## EXERCISE GOAL
Provide only the number of lines in the listing that contain the string "used".

## GIVEN DATA
— Begin —
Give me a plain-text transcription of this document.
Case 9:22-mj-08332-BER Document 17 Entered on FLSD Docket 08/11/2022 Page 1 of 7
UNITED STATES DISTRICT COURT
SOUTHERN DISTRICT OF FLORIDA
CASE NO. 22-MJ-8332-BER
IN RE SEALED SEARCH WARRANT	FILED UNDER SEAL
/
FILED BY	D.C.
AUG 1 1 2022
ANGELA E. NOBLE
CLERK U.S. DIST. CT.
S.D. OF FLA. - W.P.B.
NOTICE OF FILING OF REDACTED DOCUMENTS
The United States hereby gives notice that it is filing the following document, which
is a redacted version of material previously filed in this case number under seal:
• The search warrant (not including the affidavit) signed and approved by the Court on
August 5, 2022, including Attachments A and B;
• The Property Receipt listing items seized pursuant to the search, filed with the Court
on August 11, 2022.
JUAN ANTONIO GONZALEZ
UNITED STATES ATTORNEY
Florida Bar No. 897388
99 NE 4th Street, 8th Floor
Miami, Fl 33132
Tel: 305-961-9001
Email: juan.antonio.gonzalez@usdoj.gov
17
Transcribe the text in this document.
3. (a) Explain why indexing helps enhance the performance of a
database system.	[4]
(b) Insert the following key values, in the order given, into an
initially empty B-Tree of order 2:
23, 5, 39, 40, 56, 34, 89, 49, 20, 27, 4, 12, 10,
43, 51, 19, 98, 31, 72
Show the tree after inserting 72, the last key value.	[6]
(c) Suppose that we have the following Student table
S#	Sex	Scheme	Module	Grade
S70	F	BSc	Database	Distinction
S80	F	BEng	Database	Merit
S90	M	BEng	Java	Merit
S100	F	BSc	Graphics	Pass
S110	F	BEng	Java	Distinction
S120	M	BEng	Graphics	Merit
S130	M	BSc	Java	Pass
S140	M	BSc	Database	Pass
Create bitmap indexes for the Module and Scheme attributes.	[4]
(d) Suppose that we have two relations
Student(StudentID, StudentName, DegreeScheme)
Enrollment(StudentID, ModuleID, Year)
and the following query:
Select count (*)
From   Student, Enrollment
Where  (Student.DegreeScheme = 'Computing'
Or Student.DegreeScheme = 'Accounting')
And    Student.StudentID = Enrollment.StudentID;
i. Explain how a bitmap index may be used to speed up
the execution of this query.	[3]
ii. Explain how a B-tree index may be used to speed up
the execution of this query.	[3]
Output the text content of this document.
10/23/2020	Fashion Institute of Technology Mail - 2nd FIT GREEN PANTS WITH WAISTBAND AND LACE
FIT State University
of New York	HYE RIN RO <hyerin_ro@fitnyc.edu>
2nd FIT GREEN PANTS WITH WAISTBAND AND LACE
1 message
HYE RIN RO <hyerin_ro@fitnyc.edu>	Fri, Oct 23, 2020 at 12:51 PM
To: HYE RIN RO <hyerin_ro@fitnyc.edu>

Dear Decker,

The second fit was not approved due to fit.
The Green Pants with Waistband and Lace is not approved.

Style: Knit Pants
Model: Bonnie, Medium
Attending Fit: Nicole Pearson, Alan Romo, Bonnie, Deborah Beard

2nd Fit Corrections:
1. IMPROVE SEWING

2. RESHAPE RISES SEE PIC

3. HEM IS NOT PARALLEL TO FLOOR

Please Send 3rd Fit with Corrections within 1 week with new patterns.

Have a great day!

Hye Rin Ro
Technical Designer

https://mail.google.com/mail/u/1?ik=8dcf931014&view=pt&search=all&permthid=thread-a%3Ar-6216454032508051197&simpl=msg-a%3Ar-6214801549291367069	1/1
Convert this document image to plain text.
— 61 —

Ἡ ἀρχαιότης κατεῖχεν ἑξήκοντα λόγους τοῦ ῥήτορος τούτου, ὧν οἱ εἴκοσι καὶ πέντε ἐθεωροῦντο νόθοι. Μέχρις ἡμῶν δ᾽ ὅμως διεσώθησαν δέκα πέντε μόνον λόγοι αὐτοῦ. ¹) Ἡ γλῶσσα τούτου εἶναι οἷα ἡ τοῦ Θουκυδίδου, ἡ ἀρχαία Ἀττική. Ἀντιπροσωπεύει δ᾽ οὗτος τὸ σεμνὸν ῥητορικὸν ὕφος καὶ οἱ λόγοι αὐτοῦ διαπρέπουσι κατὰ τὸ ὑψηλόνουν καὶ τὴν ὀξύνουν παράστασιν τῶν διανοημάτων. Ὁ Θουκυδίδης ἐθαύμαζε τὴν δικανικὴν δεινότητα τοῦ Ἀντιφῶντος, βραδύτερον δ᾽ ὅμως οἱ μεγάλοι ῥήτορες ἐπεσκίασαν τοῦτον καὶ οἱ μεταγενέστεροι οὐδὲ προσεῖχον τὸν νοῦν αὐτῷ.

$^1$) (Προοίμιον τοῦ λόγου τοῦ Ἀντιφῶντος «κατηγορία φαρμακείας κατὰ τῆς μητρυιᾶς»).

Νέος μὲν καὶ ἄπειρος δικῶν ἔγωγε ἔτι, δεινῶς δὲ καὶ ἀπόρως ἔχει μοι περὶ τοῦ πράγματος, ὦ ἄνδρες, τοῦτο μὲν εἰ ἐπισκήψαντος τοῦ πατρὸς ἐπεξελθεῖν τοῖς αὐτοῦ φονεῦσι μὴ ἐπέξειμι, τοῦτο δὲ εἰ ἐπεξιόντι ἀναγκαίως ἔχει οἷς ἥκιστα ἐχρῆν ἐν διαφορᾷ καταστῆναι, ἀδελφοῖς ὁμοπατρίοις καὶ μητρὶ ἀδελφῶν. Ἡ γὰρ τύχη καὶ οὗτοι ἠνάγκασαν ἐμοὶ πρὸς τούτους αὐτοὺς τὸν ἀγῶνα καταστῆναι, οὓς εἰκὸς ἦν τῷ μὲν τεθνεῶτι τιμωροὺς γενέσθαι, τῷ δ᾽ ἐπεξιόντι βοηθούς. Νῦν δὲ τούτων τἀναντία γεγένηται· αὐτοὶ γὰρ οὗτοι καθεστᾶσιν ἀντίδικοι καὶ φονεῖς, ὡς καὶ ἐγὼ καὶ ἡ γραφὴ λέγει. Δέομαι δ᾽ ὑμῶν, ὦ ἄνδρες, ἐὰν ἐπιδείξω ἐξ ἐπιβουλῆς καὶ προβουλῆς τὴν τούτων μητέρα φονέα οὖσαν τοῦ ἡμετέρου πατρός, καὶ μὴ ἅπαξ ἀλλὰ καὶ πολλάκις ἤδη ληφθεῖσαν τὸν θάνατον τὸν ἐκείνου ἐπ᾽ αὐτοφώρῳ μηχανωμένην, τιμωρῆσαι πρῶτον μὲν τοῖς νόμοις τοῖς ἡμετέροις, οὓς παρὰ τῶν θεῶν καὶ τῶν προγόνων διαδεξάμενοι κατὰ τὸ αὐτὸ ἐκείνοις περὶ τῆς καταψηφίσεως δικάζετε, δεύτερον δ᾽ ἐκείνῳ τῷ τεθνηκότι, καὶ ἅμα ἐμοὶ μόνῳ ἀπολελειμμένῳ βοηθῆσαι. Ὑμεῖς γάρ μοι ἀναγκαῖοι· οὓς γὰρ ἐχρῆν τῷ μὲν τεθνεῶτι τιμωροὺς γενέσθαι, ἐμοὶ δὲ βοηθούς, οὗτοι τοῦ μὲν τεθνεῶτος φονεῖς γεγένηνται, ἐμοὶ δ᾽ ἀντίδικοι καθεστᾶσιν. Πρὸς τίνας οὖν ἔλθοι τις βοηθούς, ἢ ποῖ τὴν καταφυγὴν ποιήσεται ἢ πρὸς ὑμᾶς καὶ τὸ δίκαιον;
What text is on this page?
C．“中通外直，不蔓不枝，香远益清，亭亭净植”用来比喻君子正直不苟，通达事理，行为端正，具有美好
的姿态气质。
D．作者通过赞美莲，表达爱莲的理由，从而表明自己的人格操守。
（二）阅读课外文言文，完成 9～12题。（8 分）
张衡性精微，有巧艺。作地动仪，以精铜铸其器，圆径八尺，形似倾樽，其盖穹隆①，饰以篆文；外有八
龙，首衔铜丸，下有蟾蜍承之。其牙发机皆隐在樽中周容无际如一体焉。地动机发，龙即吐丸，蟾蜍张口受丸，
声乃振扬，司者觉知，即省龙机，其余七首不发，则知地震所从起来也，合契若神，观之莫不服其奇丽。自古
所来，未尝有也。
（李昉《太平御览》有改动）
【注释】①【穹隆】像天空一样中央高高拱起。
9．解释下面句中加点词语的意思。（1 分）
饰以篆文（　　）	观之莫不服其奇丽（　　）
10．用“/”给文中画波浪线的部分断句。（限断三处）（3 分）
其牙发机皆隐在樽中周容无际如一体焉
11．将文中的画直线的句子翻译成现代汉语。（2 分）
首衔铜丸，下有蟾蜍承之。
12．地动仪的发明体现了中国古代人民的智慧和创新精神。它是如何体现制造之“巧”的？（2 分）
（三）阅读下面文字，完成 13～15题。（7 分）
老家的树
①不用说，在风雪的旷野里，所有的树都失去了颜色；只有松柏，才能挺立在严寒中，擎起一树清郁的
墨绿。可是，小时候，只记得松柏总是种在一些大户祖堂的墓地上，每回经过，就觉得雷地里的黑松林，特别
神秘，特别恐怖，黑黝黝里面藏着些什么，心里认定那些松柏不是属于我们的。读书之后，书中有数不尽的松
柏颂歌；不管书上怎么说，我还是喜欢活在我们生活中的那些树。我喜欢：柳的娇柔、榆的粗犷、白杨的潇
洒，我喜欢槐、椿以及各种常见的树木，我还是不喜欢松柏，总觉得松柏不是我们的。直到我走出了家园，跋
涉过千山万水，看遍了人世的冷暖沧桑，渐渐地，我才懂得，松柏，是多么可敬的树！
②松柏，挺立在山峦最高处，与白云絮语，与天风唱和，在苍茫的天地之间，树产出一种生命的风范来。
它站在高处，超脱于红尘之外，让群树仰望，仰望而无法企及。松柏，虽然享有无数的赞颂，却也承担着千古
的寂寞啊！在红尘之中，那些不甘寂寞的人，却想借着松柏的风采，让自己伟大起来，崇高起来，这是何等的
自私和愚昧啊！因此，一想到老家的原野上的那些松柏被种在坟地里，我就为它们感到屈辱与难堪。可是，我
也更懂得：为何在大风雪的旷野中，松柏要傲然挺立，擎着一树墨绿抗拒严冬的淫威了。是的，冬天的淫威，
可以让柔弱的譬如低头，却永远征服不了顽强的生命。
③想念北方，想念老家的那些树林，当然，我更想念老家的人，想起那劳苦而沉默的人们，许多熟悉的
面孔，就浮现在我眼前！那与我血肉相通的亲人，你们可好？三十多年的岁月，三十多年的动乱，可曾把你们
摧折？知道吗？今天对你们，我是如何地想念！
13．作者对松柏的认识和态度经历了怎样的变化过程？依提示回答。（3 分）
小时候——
— End —
## OUTPUT FOR THIS EXERCISE
2